--- DIRECTIVE ---
Below are some records; give them all again exactly, but not the pictures.

Start of DATASET ENTRIES

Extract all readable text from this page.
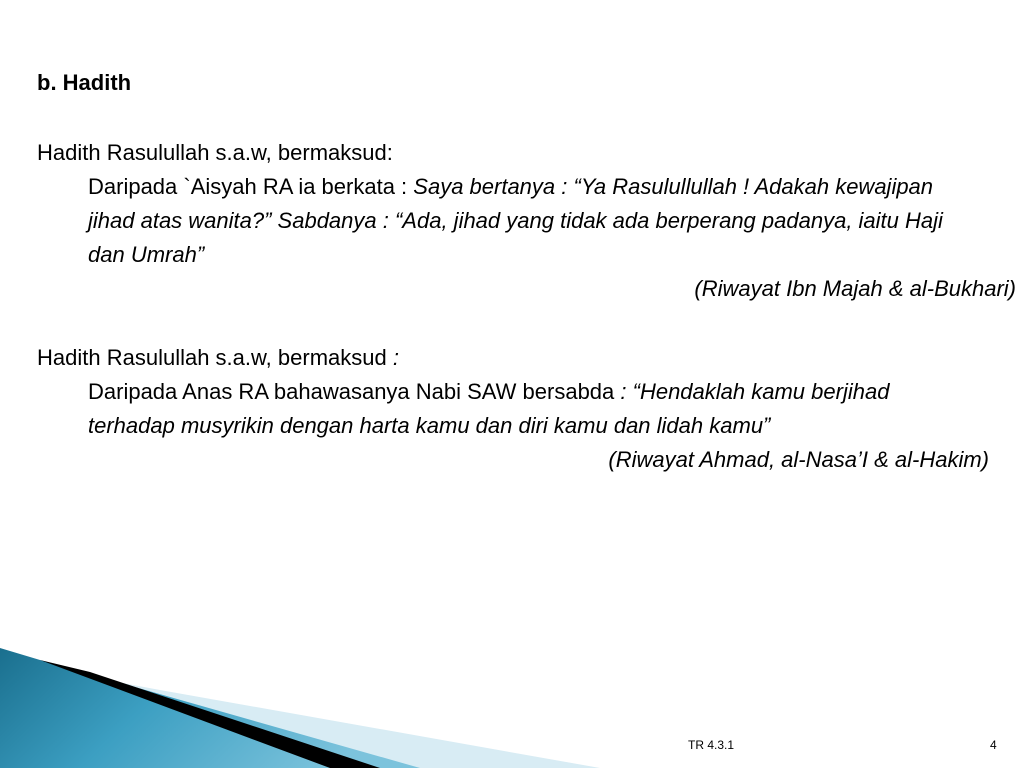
b. Hadith

Hadith Rasulullah s.a.w, bermaksud:

Daripada `Aisyah RA ia berkata : Saya bertanya : “Ya Rasulullullah ! Adakah kewajipan jihad atas wanita?” Sabdanya : “Ada, jihad yang tidak ada berperang padanya, iaitu Haji dan Umrah”
(Riwayat Ibn Majah & al-Bukhari)

Hadith Rasulullah s.a.w, bermaksud :

Daripada Anas RA bahawasanya Nabi SAW bersabda : “Hendaklah kamu berjihad terhadap musyrikin dengan harta kamu dan diri kamu dan lidah kamu”
(Riwayat Ahmad, al-Nasa’I & al-Hakim)

TR 4.3.1	4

End of DATASET ENTRIES

--- EXERCISE ANSWER ---
Extract all readable text from this page.
b. Hadith

Hadith Rasulullah s.a.w, bermaksud:

Daripada `Aisyah RA ia berkata : Saya bertanya : “Ya Rasulullullah ! Adakah kewajipan jihad atas wanita?” Sabdanya : “Ada, jihad yang tidak ada berperang padanya, iaitu Haji dan Umrah”
(Riwayat Ibn Majah & al-Bukhari)

Hadith Rasulullah s.a.w, bermaksud :

Daripada Anas RA bahawasanya Nabi SAW bersabda : “Hendaklah kamu berjihad terhadap musyrikin dengan harta kamu dan diri kamu dan lidah kamu”
(Riwayat Ahmad, al-Nasa’I & al-Hakim)

TR 4.3.1	4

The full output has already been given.